DATA RECORDS →
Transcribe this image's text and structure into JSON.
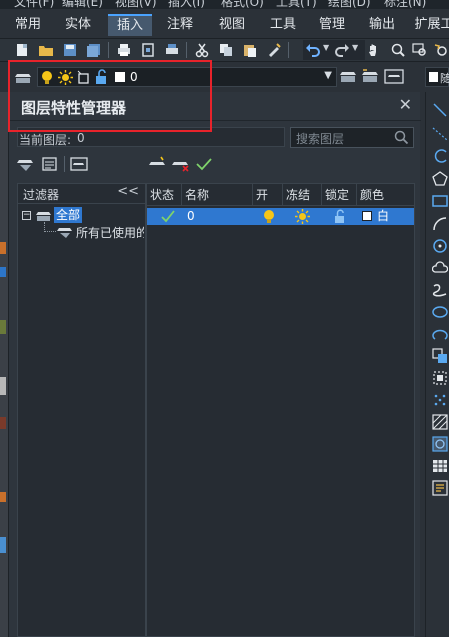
{
  "menu": [
    "文件(F)",
    "编辑(E)",
    "视图(V)",
    "插入(I)",
    "格式(O)",
    "工具(T)",
    "绘图(D)",
    "标注(N)"
  ],
  "ribbon_tabs": [
    {
      "label": "常用",
      "active": false
    },
    {
      "label": "实体",
      "active": false
    },
    {
      "label": "插入",
      "active": true
    },
    {
      "label": "注释",
      "active": false
    },
    {
      "label": "视图",
      "active": false
    },
    {
      "label": "工具",
      "active": false
    },
    {
      "label": "管理",
      "active": false
    },
    {
      "label": "输出",
      "active": false
    },
    {
      "label": "扩展工",
      "active": false
    }
  ],
  "layer_toolbar": {
    "current_layer": "0",
    "right_combo_label": "随"
  },
  "panel": {
    "title": "图层特性管理器",
    "close": "✕",
    "current_layer_label": "当前图层:",
    "current_layer_value": "0",
    "search_placeholder": "搜索图层"
  },
  "filter_tree": {
    "header": "过滤器",
    "collapse": "<<",
    "root": "全部",
    "child": "所有已使用的图层"
  },
  "layer_table": {
    "columns": [
      "状态",
      "名称",
      "开",
      "冻结",
      "锁定",
      "颜色"
    ],
    "rows": [
      {
        "status": "current",
        "name": "0",
        "on": true,
        "frozen": false,
        "locked": false,
        "color_name": "白",
        "color_hex": "#ffffff"
      }
    ]
  },
  "colors": {
    "accent": "#2f78d0",
    "highlight": "#e8232b",
    "bulb": "#f5c518",
    "check": "#7fd36b"
  }
}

WHAT IS ASKED → Print each of the records above exactly as written, leaving no picture in the copy.

RESPONSE TO THIS TASK →
Transcribe this image's text and structure into JSON.
{
  "menu": [
    "文件(F)",
    "编辑(E)",
    "视图(V)",
    "插入(I)",
    "格式(O)",
    "工具(T)",
    "绘图(D)",
    "标注(N)"
  ],
  "ribbon_tabs": [
    {
      "label": "常用",
      "active": false
    },
    {
      "label": "实体",
      "active": false
    },
    {
      "label": "插入",
      "active": true
    },
    {
      "label": "注释",
      "active": false
    },
    {
      "label": "视图",
      "active": false
    },
    {
      "label": "工具",
      "active": false
    },
    {
      "label": "管理",
      "active": false
    },
    {
      "label": "输出",
      "active": false
    },
    {
      "label": "扩展工",
      "active": false
    }
  ],
  "layer_toolbar": {
    "current_layer": "0",
    "right_combo_label": "随"
  },
  "panel": {
    "title": "图层特性管理器",
    "close": "✕",
    "current_layer_label": "当前图层:",
    "current_layer_value": "0",
    "search_placeholder": "搜索图层"
  },
  "filter_tree": {
    "header": "过滤器",
    "collapse": "<<",
    "root": "全部",
    "child": "所有已使用的图层"
  },
  "layer_table": {
    "columns": [
      "状态",
      "名称",
      "开",
      "冻结",
      "锁定",
      "颜色"
    ],
    "rows": [
      {
        "status": "current",
        "name": "0",
        "on": true,
        "frozen": false,
        "locked": false,
        "color_name": "白",
        "color_hex": "#ffffff"
      }
    ]
  },
  "colors": {
    "accent": "#2f78d0",
    "highlight": "#e8232b",
    "bulb": "#f5c518",
    "check": "#7fd36b"
  }
}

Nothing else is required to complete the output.